Copy each line below in which the word "Model" occurs.
↓↓↓
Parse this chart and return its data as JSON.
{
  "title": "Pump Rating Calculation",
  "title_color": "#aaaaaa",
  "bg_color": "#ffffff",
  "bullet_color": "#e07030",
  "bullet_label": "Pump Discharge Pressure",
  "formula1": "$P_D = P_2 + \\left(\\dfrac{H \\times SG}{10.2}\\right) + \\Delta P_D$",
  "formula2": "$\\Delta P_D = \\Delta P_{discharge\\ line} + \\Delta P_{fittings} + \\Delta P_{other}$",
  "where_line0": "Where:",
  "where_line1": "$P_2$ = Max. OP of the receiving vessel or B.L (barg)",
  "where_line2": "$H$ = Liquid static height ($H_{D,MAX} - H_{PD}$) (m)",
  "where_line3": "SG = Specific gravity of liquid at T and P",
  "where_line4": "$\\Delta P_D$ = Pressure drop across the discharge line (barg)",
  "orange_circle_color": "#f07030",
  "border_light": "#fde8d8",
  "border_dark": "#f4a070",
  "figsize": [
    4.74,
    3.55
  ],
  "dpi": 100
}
↑↑↑
↓↓↓
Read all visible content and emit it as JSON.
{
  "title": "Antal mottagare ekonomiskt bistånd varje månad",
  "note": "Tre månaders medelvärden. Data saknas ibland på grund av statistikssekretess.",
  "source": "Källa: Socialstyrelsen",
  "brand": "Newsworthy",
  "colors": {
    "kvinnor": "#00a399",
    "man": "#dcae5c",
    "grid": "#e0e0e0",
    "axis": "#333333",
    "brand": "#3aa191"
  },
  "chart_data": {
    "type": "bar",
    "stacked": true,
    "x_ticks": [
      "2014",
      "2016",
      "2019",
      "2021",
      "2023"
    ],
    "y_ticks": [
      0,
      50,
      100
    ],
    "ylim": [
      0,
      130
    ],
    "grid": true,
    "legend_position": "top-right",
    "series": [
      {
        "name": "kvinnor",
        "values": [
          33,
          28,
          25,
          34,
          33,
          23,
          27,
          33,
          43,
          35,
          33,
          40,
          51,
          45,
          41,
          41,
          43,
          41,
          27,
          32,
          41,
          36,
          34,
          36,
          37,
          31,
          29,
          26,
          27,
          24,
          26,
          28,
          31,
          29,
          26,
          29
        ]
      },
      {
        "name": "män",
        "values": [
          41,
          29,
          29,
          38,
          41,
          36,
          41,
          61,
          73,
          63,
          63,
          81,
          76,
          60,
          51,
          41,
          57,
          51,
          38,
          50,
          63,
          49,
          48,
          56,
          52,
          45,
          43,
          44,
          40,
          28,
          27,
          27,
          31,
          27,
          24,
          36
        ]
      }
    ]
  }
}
↑↑↑
↓↓↓
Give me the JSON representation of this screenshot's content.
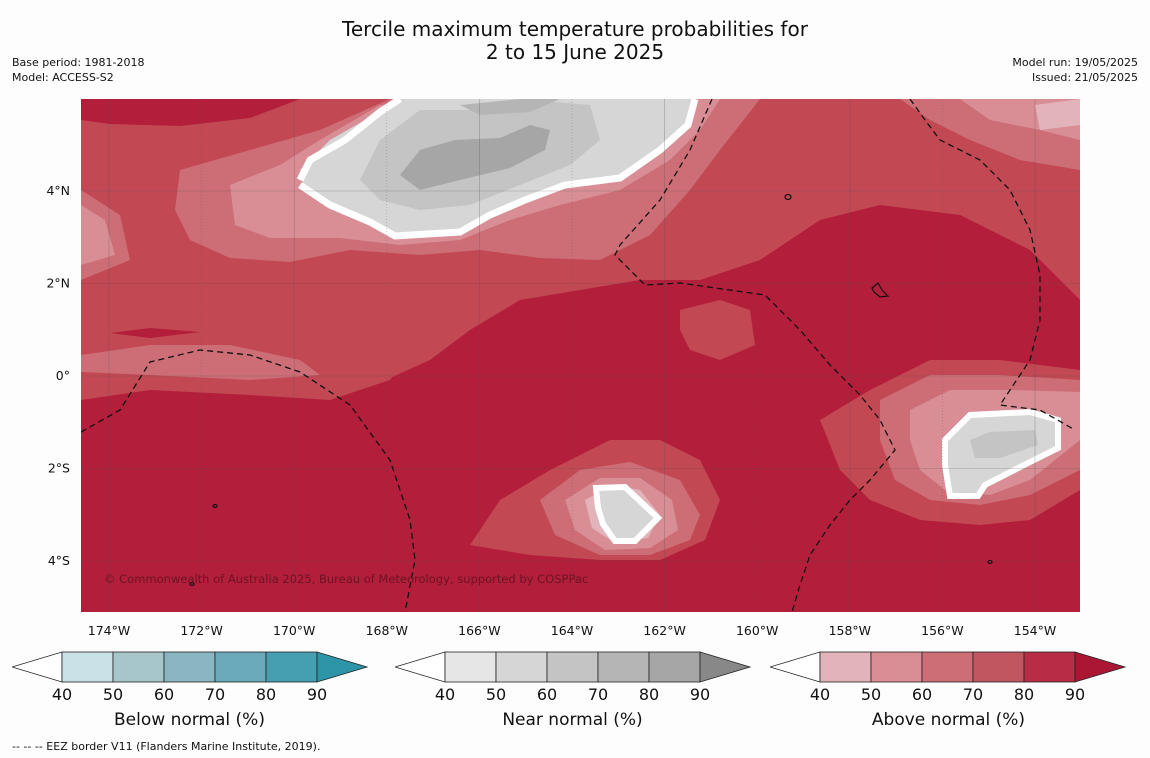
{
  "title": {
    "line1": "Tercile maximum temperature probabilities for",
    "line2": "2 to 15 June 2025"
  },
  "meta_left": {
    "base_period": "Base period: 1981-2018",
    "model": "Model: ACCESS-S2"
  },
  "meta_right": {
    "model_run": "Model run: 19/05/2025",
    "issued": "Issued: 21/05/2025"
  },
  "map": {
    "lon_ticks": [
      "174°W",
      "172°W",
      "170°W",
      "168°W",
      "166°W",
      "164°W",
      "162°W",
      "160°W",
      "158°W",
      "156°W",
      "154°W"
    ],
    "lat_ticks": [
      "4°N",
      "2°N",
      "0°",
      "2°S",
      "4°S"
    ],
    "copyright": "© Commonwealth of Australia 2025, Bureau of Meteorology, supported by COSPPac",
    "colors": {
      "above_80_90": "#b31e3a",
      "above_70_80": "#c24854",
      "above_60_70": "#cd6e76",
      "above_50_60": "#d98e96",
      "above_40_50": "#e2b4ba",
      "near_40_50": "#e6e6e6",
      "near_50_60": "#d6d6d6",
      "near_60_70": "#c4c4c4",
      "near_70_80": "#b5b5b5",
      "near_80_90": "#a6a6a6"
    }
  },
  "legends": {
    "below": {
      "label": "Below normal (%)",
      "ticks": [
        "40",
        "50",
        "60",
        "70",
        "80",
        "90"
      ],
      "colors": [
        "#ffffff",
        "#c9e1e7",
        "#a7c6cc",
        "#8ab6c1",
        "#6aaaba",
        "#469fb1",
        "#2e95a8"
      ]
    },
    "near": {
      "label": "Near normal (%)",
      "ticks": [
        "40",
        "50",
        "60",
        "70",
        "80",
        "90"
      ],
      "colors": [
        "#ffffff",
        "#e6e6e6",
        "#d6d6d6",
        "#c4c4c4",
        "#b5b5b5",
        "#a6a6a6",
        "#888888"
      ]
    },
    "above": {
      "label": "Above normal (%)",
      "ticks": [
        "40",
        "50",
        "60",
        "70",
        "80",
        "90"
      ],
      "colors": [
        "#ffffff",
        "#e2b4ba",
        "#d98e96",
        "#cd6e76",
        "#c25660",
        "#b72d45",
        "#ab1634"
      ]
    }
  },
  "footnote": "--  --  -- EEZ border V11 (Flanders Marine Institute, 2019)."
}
↑↑↑
* CORRECT RESPONSE
    "model": "Model: ACCESS-S2"
    "model_run": "Model run: 19/05/2025",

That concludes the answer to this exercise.